▶ [DESCRIPTION OF THE TASK] Restate the records below word for word.

▶ [Figure contents as structured data]

================================

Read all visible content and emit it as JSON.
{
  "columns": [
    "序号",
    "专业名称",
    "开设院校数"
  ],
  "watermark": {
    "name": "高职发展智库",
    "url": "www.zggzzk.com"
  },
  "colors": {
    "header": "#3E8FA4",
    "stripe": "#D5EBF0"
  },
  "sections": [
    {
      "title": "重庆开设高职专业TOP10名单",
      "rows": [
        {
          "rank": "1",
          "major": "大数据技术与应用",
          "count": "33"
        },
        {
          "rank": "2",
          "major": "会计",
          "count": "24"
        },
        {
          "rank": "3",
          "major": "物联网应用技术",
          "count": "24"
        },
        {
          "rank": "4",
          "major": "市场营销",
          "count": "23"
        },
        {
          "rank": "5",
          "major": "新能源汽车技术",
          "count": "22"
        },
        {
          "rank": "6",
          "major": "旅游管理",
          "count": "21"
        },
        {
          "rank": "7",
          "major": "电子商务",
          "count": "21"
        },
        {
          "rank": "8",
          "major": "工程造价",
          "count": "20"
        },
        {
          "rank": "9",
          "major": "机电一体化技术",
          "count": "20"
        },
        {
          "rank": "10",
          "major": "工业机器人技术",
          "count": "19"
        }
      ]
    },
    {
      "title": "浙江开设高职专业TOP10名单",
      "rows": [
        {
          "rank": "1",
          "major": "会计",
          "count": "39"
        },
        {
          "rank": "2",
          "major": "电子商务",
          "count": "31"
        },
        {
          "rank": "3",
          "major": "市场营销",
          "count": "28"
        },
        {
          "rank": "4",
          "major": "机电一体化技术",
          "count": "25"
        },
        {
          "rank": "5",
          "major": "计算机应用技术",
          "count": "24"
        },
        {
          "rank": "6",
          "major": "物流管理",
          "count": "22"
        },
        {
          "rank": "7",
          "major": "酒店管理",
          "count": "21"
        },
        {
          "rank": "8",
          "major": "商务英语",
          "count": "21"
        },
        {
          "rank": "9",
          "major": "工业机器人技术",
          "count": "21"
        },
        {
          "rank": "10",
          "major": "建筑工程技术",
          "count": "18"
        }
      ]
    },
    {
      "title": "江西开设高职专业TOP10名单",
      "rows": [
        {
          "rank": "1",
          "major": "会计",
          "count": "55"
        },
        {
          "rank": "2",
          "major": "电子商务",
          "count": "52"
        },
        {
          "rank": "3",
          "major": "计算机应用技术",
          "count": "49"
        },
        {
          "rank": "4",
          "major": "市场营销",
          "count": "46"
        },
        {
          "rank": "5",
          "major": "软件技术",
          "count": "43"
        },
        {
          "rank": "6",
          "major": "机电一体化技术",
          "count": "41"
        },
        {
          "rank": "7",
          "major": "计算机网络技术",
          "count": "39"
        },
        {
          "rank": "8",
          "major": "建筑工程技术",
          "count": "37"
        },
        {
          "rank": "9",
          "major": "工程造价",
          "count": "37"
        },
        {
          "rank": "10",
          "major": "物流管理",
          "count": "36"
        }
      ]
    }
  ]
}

================================

▶ [FINISHED ANSWER]
Read all visible content and emit it as JSON.
{
  "columns": [
    "序号",
    "专业名称",
    "开设院校数"
  ],
  "watermark": {
    "name": "高职发展智库",
    "url": "www.zggzzk.com"
  },
  "colors": {
    "header": "#3E8FA4",
    "stripe": "#D5EBF0"
  },
  "sections": [
    {
      "title": "重庆开设高职专业TOP10名单",
      "rows": [
        {
          "rank": "1",
          "major": "大数据技术与应用",
          "count": "33"
        },
        {
          "rank": "2",
          "major": "会计",
          "count": "24"
        },
        {
          "rank": "3",
          "major": "物联网应用技术",
          "count": "24"
        },
        {
          "rank": "4",
          "major": "市场营销",
          "count": "23"
        },
        {
          "rank": "5",
          "major": "新能源汽车技术",
          "count": "22"
        },
        {
          "rank": "6",
          "major": "旅游管理",
          "count": "21"
        },
        {
          "rank": "7",
          "major": "电子商务",
          "count": "21"
        },
        {
          "rank": "8",
          "major": "工程造价",
          "count": "20"
        },
        {
          "rank": "9",
          "major": "机电一体化技术",
          "count": "20"
        },
        {
          "rank": "10",
          "major": "工业机器人技术",
          "count": "19"
        }
      ]
    },
    {
      "title": "浙江开设高职专业TOP10名单",
      "rows": [
        {
          "rank": "1",
          "major": "会计",
          "count": "39"
        },
        {
          "rank": "2",
          "major": "电子商务",
          "count": "31"
        },
        {
          "rank": "3",
          "major": "市场营销",
          "count": "28"
        },
        {
          "rank": "4",
          "major": "机电一体化技术",
          "count": "25"
        },
        {
          "rank": "5",
          "major": "计算机应用技术",
          "count": "24"
        },
        {
          "rank": "6",
          "major": "物流管理",
          "count": "22"
        },
        {
          "rank": "7",
          "major": "酒店管理",
          "count": "21"
        },
        {
          "rank": "8",
          "major": "商务英语",
          "count": "21"
        },
        {
          "rank": "9",
          "major": "工业机器人技术",
          "count": "21"
        },
        {
          "rank": "10",
          "major": "建筑工程技术",
          "count": "18"
        }
      ]
    },
    {
      "title": "江西开设高职专业TOP10名单",
      "rows": [
        {
          "rank": "1",
          "major": "会计",
          "count": "55"
        },
        {
          "rank": "2",
          "major": "电子商务",
          "count": "52"
        },
        {
          "rank": "3",
          "major": "计算机应用技术",
          "count": "49"
        },
        {
          "rank": "4",
          "major": "市场营销",
          "count": "46"
        },
        {
          "rank": "5",
          "major": "软件技术",
          "count": "43"
        },
        {
          "rank": "6",
          "major": "机电一体化技术",
          "count": "41"
        },
        {
          "rank": "7",
          "major": "计算机网络技术",
          "count": "39"
        },
        {
          "rank": "8",
          "major": "建筑工程技术",
          "count": "37"
        },
        {
          "rank": "9",
          "major": "工程造价",
          "count": "37"
        },
        {
          "rank": "10",
          "major": "物流管理",
          "count": "36"
        }
      ]
    }
  ]
}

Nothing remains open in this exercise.